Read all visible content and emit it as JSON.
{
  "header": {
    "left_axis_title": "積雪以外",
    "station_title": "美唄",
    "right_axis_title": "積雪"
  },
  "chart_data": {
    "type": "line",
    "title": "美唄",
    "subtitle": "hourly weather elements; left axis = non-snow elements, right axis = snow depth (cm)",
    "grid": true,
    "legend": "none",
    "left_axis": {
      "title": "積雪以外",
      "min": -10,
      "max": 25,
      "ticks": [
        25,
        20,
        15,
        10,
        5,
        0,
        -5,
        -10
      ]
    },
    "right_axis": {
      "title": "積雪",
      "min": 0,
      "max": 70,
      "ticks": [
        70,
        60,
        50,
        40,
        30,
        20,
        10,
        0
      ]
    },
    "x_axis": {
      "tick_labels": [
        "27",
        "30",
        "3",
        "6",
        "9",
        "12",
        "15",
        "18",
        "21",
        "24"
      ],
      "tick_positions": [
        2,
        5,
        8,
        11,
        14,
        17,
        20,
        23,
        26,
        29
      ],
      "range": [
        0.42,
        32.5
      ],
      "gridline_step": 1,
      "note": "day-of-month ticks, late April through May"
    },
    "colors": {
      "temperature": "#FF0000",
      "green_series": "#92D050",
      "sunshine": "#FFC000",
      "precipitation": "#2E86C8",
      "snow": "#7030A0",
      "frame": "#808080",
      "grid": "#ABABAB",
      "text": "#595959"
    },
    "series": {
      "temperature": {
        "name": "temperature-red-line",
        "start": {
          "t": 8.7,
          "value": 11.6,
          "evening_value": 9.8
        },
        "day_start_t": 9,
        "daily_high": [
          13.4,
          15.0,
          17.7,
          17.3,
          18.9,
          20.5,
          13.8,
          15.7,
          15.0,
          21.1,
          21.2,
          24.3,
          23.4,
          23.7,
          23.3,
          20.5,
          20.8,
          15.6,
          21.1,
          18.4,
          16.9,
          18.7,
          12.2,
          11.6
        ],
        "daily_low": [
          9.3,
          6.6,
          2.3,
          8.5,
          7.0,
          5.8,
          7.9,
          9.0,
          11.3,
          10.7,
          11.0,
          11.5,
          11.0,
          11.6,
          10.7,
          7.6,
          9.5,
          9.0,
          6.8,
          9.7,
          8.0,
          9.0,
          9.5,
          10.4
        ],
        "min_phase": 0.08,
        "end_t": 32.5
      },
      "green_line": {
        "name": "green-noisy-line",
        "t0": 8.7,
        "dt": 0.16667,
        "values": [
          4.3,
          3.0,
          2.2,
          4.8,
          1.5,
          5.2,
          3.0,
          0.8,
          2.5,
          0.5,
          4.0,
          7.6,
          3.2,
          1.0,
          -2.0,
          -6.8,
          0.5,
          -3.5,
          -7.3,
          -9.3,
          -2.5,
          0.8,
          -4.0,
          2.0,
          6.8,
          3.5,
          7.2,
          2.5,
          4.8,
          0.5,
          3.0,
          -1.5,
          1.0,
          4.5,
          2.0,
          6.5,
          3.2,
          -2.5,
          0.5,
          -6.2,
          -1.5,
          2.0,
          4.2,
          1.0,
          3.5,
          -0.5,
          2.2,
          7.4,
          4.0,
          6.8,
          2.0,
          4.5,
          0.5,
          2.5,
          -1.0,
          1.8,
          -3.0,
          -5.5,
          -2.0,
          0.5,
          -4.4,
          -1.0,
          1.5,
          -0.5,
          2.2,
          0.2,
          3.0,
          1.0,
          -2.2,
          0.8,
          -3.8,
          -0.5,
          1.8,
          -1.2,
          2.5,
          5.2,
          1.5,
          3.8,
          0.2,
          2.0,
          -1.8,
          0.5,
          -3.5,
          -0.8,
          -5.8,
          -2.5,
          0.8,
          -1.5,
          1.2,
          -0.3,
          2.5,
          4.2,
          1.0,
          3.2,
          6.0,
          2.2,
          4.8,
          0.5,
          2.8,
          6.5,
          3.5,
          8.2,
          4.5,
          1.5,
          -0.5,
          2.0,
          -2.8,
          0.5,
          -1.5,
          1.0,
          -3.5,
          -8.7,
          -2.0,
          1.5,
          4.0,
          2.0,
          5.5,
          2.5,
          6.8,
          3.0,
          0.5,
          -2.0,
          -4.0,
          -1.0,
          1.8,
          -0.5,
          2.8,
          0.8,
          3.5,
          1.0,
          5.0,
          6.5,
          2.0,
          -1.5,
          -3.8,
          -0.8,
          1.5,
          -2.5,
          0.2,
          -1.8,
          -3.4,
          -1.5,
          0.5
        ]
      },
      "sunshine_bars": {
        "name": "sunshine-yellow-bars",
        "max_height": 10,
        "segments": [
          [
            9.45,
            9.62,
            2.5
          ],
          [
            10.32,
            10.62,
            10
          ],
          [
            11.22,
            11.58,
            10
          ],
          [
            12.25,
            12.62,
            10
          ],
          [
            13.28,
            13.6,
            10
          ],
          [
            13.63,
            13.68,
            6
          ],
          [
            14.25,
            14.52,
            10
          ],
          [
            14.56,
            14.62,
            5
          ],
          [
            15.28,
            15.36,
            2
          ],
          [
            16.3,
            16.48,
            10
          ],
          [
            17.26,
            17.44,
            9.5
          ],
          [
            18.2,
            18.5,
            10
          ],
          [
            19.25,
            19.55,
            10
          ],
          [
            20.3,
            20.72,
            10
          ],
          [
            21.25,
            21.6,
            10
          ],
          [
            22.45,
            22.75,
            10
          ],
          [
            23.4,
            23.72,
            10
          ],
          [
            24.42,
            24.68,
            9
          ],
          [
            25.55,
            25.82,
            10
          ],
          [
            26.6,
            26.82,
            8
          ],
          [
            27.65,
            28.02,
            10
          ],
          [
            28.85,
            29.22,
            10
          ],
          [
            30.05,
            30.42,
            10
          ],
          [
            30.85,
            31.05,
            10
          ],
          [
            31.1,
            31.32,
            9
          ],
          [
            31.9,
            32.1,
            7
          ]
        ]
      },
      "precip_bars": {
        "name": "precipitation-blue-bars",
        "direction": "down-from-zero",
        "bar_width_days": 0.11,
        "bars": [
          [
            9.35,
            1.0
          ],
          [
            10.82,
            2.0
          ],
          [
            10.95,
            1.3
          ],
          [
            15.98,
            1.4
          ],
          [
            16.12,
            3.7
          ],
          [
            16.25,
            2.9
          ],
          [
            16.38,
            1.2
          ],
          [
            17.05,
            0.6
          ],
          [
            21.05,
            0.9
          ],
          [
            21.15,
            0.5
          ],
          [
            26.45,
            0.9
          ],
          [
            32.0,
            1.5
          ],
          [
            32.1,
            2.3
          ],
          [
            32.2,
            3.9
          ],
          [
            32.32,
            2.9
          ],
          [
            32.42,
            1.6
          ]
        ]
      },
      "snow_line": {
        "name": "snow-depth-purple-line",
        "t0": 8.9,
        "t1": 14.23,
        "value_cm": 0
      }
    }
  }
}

**TASK PROMPT**
Repeat the whole listing exactly, keeping every line intact.

**COMPLETE OUTPUT**
Read all visible content and emit it as JSON.
{
  "header": {
    "left_axis_title": "積雪以外",
    "station_title": "美唄",
    "right_axis_title": "積雪"
  },
  "chart_data": {
    "type": "line",
    "title": "美唄",
    "subtitle": "hourly weather elements; left axis = non-snow elements, right axis = snow depth (cm)",
    "grid": true,
    "legend": "none",
    "left_axis": {
      "title": "積雪以外",
      "min": -10,
      "max": 25,
      "ticks": [
        25,
        20,
        15,
        10,
        5,
        0,
        -5,
        -10
      ]
    },
    "right_axis": {
      "title": "積雪",
      "min": 0,
      "max": 70,
      "ticks": [
        70,
        60,
        50,
        40,
        30,
        20,
        10,
        0
      ]
    },
    "x_axis": {
      "tick_labels": [
        "27",
        "30",
        "3",
        "6",
        "9",
        "12",
        "15",
        "18",
        "21",
        "24"
      ],
      "tick_positions": [
        2,
        5,
        8,
        11,
        14,
        17,
        20,
        23,
        26,
        29
      ],
      "range": [
        0.42,
        32.5
      ],
      "gridline_step": 1,
      "note": "day-of-month ticks, late April through May"
    },
    "colors": {
      "temperature": "#FF0000",
      "green_series": "#92D050",
      "sunshine": "#FFC000",
      "precipitation": "#2E86C8",
      "snow": "#7030A0",
      "frame": "#808080",
      "grid": "#ABABAB",
      "text": "#595959"
    },
    "series": {
      "temperature": {
        "name": "temperature-red-line",
        "start": {
          "t": 8.7,
          "value": 11.6,
          "evening_value": 9.8
        },
        "day_start_t": 9,
        "daily_high": [
          13.4,
          15.0,
          17.7,
          17.3,
          18.9,
          20.5,
          13.8,
          15.7,
          15.0,
          21.1,
          21.2,
          24.3,
          23.4,
          23.7,
          23.3,
          20.5,
          20.8,
          15.6,
          21.1,
          18.4,
          16.9,
          18.7,
          12.2,
          11.6
        ],
        "daily_low": [
          9.3,
          6.6,
          2.3,
          8.5,
          7.0,
          5.8,
          7.9,
          9.0,
          11.3,
          10.7,
          11.0,
          11.5,
          11.0,
          11.6,
          10.7,
          7.6,
          9.5,
          9.0,
          6.8,
          9.7,
          8.0,
          9.0,
          9.5,
          10.4
        ],
        "min_phase": 0.08,
        "end_t": 32.5
      },
      "green_line": {
        "name": "green-noisy-line",
        "t0": 8.7,
        "dt": 0.16667,
        "values": [
          4.3,
          3.0,
          2.2,
          4.8,
          1.5,
          5.2,
          3.0,
          0.8,
          2.5,
          0.5,
          4.0,
          7.6,
          3.2,
          1.0,
          -2.0,
          -6.8,
          0.5,
          -3.5,
          -7.3,
          -9.3,
          -2.5,
          0.8,
          -4.0,
          2.0,
          6.8,
          3.5,
          7.2,
          2.5,
          4.8,
          0.5,
          3.0,
          -1.5,
          1.0,
          4.5,
          2.0,
          6.5,
          3.2,
          -2.5,
          0.5,
          -6.2,
          -1.5,
          2.0,
          4.2,
          1.0,
          3.5,
          -0.5,
          2.2,
          7.4,
          4.0,
          6.8,
          2.0,
          4.5,
          0.5,
          2.5,
          -1.0,
          1.8,
          -3.0,
          -5.5,
          -2.0,
          0.5,
          -4.4,
          -1.0,
          1.5,
          -0.5,
          2.2,
          0.2,
          3.0,
          1.0,
          -2.2,
          0.8,
          -3.8,
          -0.5,
          1.8,
          -1.2,
          2.5,
          5.2,
          1.5,
          3.8,
          0.2,
          2.0,
          -1.8,
          0.5,
          -3.5,
          -0.8,
          -5.8,
          -2.5,
          0.8,
          -1.5,
          1.2,
          -0.3,
          2.5,
          4.2,
          1.0,
          3.2,
          6.0,
          2.2,
          4.8,
          0.5,
          2.8,
          6.5,
          3.5,
          8.2,
          4.5,
          1.5,
          -0.5,
          2.0,
          -2.8,
          0.5,
          -1.5,
          1.0,
          -3.5,
          -8.7,
          -2.0,
          1.5,
          4.0,
          2.0,
          5.5,
          2.5,
          6.8,
          3.0,
          0.5,
          -2.0,
          -4.0,
          -1.0,
          1.8,
          -0.5,
          2.8,
          0.8,
          3.5,
          1.0,
          5.0,
          6.5,
          2.0,
          -1.5,
          -3.8,
          -0.8,
          1.5,
          -2.5,
          0.2,
          -1.8,
          -3.4,
          -1.5,
          0.5
        ]
      },
      "sunshine_bars": {
        "name": "sunshine-yellow-bars",
        "max_height": 10,
        "segments": [
          [
            9.45,
            9.62,
            2.5
          ],
          [
            10.32,
            10.62,
            10
          ],
          [
            11.22,
            11.58,
            10
          ],
          [
            12.25,
            12.62,
            10
          ],
          [
            13.28,
            13.6,
            10
          ],
          [
            13.63,
            13.68,
            6
          ],
          [
            14.25,
            14.52,
            10
          ],
          [
            14.56,
            14.62,
            5
          ],
          [
            15.28,
            15.36,
            2
          ],
          [
            16.3,
            16.48,
            10
          ],
          [
            17.26,
            17.44,
            9.5
          ],
          [
            18.2,
            18.5,
            10
          ],
          [
            19.25,
            19.55,
            10
          ],
          [
            20.3,
            20.72,
            10
          ],
          [
            21.25,
            21.6,
            10
          ],
          [
            22.45,
            22.75,
            10
          ],
          [
            23.4,
            23.72,
            10
          ],
          [
            24.42,
            24.68,
            9
          ],
          [
            25.55,
            25.82,
            10
          ],
          [
            26.6,
            26.82,
            8
          ],
          [
            27.65,
            28.02,
            10
          ],
          [
            28.85,
            29.22,
            10
          ],
          [
            30.05,
            30.42,
            10
          ],
          [
            30.85,
            31.05,
            10
          ],
          [
            31.1,
            31.32,
            9
          ],
          [
            31.9,
            32.1,
            7
          ]
        ]
      },
      "precip_bars": {
        "name": "precipitation-blue-bars",
        "direction": "down-from-zero",
        "bar_width_days": 0.11,
        "bars": [
          [
            9.35,
            1.0
          ],
          [
            10.82,
            2.0
          ],
          [
            10.95,
            1.3
          ],
          [
            15.98,
            1.4
          ],
          [
            16.12,
            3.7
          ],
          [
            16.25,
            2.9
          ],
          [
            16.38,
            1.2
          ],
          [
            17.05,
            0.6
          ],
          [
            21.05,
            0.9
          ],
          [
            21.15,
            0.5
          ],
          [
            26.45,
            0.9
          ],
          [
            32.0,
            1.5
          ],
          [
            32.1,
            2.3
          ],
          [
            32.2,
            3.9
          ],
          [
            32.32,
            2.9
          ],
          [
            32.42,
            1.6
          ]
        ]
      },
      "snow_line": {
        "name": "snow-depth-purple-line",
        "t0": 8.9,
        "t1": 14.23,
        "value_cm": 0
      }
    }
  }
}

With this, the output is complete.